▶ _EXERCISE GOAL_
Reproduce the material in full, exactly as written.

▶ _ENTRIES_
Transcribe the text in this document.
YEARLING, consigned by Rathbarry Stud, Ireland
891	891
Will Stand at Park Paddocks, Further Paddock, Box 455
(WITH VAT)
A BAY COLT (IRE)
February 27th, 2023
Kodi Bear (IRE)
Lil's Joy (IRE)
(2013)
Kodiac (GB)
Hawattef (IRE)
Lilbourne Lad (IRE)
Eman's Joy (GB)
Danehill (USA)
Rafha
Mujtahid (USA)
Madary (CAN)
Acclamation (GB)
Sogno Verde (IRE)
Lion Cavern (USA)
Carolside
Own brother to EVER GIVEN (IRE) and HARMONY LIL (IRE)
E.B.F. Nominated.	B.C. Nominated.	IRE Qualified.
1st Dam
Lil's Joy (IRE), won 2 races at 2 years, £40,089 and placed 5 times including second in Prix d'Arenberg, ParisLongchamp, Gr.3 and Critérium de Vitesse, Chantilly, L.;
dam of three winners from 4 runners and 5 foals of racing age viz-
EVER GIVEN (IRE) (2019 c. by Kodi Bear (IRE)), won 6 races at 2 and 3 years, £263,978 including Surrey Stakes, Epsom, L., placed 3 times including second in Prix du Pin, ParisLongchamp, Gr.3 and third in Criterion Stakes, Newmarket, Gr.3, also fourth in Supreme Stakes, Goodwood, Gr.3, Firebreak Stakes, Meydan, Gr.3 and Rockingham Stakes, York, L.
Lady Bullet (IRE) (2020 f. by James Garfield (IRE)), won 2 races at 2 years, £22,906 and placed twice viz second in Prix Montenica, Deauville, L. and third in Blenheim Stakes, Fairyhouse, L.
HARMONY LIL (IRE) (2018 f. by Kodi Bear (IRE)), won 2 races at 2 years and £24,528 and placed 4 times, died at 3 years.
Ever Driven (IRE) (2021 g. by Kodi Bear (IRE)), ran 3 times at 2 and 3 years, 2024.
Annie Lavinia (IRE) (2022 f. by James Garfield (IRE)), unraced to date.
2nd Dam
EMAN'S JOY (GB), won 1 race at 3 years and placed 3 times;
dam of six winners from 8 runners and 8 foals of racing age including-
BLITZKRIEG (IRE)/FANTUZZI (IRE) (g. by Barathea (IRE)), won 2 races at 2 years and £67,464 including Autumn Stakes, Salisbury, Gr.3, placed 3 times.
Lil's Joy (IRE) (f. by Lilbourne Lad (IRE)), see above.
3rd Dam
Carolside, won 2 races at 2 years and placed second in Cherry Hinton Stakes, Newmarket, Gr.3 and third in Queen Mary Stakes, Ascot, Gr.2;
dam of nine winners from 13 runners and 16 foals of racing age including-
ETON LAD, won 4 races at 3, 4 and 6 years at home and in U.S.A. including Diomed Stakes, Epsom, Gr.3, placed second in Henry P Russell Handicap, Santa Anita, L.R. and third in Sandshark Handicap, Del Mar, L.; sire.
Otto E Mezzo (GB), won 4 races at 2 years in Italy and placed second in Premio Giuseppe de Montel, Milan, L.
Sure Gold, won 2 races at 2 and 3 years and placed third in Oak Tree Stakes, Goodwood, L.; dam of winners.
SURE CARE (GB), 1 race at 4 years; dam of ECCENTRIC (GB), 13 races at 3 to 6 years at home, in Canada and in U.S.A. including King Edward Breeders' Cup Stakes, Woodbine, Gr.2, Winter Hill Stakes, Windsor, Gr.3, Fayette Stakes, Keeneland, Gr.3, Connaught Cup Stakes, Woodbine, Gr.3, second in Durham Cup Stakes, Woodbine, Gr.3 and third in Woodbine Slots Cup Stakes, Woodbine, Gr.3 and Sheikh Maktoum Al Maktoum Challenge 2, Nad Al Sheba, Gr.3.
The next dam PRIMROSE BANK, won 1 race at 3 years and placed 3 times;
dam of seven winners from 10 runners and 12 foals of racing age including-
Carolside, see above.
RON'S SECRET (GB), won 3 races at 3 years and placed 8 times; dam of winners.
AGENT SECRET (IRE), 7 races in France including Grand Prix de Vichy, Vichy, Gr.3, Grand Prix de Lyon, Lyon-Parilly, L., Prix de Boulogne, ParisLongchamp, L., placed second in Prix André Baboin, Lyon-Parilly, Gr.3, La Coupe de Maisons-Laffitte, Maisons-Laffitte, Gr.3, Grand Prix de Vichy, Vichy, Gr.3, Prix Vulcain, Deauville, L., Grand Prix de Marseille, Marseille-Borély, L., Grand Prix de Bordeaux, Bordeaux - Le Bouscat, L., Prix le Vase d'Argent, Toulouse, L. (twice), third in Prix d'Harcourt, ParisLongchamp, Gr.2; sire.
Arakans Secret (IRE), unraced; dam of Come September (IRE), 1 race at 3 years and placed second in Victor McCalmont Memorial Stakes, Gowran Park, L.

▶ _RESPONSE BELOW_
Transcribe the text in this document.
YEARLING, consigned by Rathbarry Stud, Ireland
891	891
Will Stand at Park Paddocks, Further Paddock, Box 455
(WITH VAT)
A BAY COLT (IRE)
February 27th, 2023
Kodi Bear (IRE)
Lil's Joy (IRE)
(2013)
Kodiac (GB)
Hawattef (IRE)
Lilbourne Lad (IRE)
Eman's Joy (GB)
Danehill (USA)
Rafha
Mujtahid (USA)
Madary (CAN)
Acclamation (GB)
Sogno Verde (IRE)
Lion Cavern (USA)
Carolside
Own brother to EVER GIVEN (IRE) and HARMONY LIL (IRE)
E.B.F. Nominated.	B.C. Nominated.	IRE Qualified.
1st Dam
Lil's Joy (IRE), won 2 races at 2 years, £40,089 and placed 5 times including second in Prix d'Arenberg, ParisLongchamp, Gr.3 and Critérium de Vitesse, Chantilly, L.;
dam of three winners from 4 runners and 5 foals of racing age viz-
EVER GIVEN (IRE) (2019 c. by Kodi Bear (IRE)), won 6 races at 2 and 3 years, £263,978 including Surrey Stakes, Epsom, L., placed 3 times including second in Prix du Pin, ParisLongchamp, Gr.3 and third in Criterion Stakes, Newmarket, Gr.3, also fourth in Supreme Stakes, Goodwood, Gr.3, Firebreak Stakes, Meydan, Gr.3 and Rockingham Stakes, York, L.
Lady Bullet (IRE) (2020 f. by James Garfield (IRE)), won 2 races at 2 years, £22,906 and placed twice viz second in Prix Montenica, Deauville, L. and third in Blenheim Stakes, Fairyhouse, L.
HARMONY LIL (IRE) (2018 f. by Kodi Bear (IRE)), won 2 races at 2 years and £24,528 and placed 4 times, died at 3 years.
Ever Driven (IRE) (2021 g. by Kodi Bear (IRE)), ran 3 times at 2 and 3 years, 2024.
Annie Lavinia (IRE) (2022 f. by James Garfield (IRE)), unraced to date.
2nd Dam
EMAN'S JOY (GB), won 1 race at 3 years and placed 3 times;
dam of six winners from 8 runners and 8 foals of racing age including-
BLITZKRIEG (IRE)/FANTUZZI (IRE) (g. by Barathea (IRE)), won 2 races at 2 years and £67,464 including Autumn Stakes, Salisbury, Gr.3, placed 3 times.
Lil's Joy (IRE) (f. by Lilbourne Lad (IRE)), see above.
3rd Dam
Carolside, won 2 races at 2 years and placed second in Cherry Hinton Stakes, Newmarket, Gr.3 and third in Queen Mary Stakes, Ascot, Gr.2;
dam of nine winners from 13 runners and 16 foals of racing age including-
ETON LAD, won 4 races at 3, 4 and 6 years at home and in U.S.A. including Diomed Stakes, Epsom, Gr.3, placed second in Henry P Russell Handicap, Santa Anita, L.R. and third in Sandshark Handicap, Del Mar, L.; sire.
Otto E Mezzo (GB), won 4 races at 2 years in Italy and placed second in Premio Giuseppe de Montel, Milan, L.
Sure Gold, won 2 races at 2 and 3 years and placed third in Oak Tree Stakes, Goodwood, L.; dam of winners.
SURE CARE (GB), 1 race at 4 years; dam of ECCENTRIC (GB), 13 races at 3 to 6 years at home, in Canada and in U.S.A. including King Edward Breeders' Cup Stakes, Woodbine, Gr.2, Winter Hill Stakes, Windsor, Gr.3, Fayette Stakes, Keeneland, Gr.3, Connaught Cup Stakes, Woodbine, Gr.3, second in Durham Cup Stakes, Woodbine, Gr.3 and third in Woodbine Slots Cup Stakes, Woodbine, Gr.3 and Sheikh Maktoum Al Maktoum Challenge 2, Nad Al Sheba, Gr.3.
The next dam PRIMROSE BANK, won 1 race at 3 years and placed 3 times;
dam of seven winners from 10 runners and 12 foals of racing age including-
Carolside, see above.
RON'S SECRET (GB), won 3 races at 3 years and placed 8 times; dam of winners.
AGENT SECRET (IRE), 7 races in France including Grand Prix de Vichy, Vichy, Gr.3, Grand Prix de Lyon, Lyon-Parilly, L., Prix de Boulogne, ParisLongchamp, L., placed second in Prix André Baboin, Lyon-Parilly, Gr.3, La Coupe de Maisons-Laffitte, Maisons-Laffitte, Gr.3, Grand Prix de Vichy, Vichy, Gr.3, Prix Vulcain, Deauville, L., Grand Prix de Marseille, Marseille-Borély, L., Grand Prix de Bordeaux, Bordeaux - Le Bouscat, L., Prix le Vase d'Argent, Toulouse, L. (twice), third in Prix d'Harcourt, ParisLongchamp, Gr.2; sire.
Arakans Secret (IRE), unraced; dam of Come September (IRE), 1 race at 3 years and placed second in Victor McCalmont Memorial Stakes, Gowran Park, L.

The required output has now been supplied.